**Your objective:**
For each line of the data below that holds "GetAlarmList", copy the line.

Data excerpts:
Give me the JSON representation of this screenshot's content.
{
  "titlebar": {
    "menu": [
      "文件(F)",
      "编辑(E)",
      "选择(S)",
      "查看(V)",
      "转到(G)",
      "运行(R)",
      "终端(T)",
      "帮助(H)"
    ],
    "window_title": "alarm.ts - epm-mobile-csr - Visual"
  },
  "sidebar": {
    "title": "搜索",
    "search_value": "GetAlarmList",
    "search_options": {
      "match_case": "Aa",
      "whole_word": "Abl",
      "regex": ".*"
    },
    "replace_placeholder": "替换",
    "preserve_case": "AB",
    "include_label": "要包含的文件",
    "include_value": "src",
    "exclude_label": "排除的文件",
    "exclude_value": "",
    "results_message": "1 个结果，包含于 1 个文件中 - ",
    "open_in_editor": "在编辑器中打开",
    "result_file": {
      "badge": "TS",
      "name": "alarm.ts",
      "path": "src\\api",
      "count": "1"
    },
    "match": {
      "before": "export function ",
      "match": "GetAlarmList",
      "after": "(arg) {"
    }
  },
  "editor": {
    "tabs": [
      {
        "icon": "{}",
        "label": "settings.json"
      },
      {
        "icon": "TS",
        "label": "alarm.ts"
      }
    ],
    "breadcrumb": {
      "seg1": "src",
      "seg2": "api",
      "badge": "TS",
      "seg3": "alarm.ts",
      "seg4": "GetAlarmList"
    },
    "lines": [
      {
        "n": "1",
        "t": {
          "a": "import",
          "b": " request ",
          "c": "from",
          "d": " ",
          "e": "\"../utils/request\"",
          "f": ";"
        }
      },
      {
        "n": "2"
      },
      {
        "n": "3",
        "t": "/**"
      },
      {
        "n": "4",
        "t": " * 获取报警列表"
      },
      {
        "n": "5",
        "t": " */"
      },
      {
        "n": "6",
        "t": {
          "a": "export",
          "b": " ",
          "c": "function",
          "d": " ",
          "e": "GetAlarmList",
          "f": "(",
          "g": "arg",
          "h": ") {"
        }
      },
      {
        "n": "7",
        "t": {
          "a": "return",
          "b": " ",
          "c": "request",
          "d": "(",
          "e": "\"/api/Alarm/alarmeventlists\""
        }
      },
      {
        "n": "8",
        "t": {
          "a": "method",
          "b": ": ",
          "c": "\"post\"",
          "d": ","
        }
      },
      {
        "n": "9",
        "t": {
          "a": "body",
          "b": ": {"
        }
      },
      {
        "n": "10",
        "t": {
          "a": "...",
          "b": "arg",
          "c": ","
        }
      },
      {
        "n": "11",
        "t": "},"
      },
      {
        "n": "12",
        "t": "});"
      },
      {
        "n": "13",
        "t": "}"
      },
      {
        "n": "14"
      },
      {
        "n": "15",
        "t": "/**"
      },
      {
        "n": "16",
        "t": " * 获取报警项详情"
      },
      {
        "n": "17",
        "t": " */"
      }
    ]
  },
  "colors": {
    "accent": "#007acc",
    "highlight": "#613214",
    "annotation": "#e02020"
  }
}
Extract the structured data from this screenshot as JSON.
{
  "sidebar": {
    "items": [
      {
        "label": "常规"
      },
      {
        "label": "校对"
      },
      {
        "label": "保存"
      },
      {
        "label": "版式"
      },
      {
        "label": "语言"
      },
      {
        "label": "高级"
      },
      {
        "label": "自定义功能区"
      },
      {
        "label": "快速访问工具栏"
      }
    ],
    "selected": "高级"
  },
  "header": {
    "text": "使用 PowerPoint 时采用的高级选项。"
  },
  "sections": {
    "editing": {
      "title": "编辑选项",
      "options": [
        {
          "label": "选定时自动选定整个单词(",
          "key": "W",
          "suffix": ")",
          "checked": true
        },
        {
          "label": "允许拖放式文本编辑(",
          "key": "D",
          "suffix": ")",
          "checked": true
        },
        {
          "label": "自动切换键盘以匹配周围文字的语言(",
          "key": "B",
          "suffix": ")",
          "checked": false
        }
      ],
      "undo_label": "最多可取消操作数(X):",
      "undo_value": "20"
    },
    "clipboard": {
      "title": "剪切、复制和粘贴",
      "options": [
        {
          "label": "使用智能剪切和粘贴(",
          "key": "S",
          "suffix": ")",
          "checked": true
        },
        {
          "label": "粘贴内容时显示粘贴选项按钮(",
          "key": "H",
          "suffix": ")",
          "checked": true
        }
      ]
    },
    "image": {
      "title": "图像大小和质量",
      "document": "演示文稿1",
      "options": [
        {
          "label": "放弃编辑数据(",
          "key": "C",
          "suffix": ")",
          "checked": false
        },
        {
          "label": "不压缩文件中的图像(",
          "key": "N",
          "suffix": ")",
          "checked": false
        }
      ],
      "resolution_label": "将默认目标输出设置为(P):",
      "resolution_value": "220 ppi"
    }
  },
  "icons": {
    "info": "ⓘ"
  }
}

**Solution for this problem:**
    "search_value": "GetAlarmList",
      "match": "GetAlarmList",
      "seg4": "GetAlarmList"
          "e": "GetAlarmList",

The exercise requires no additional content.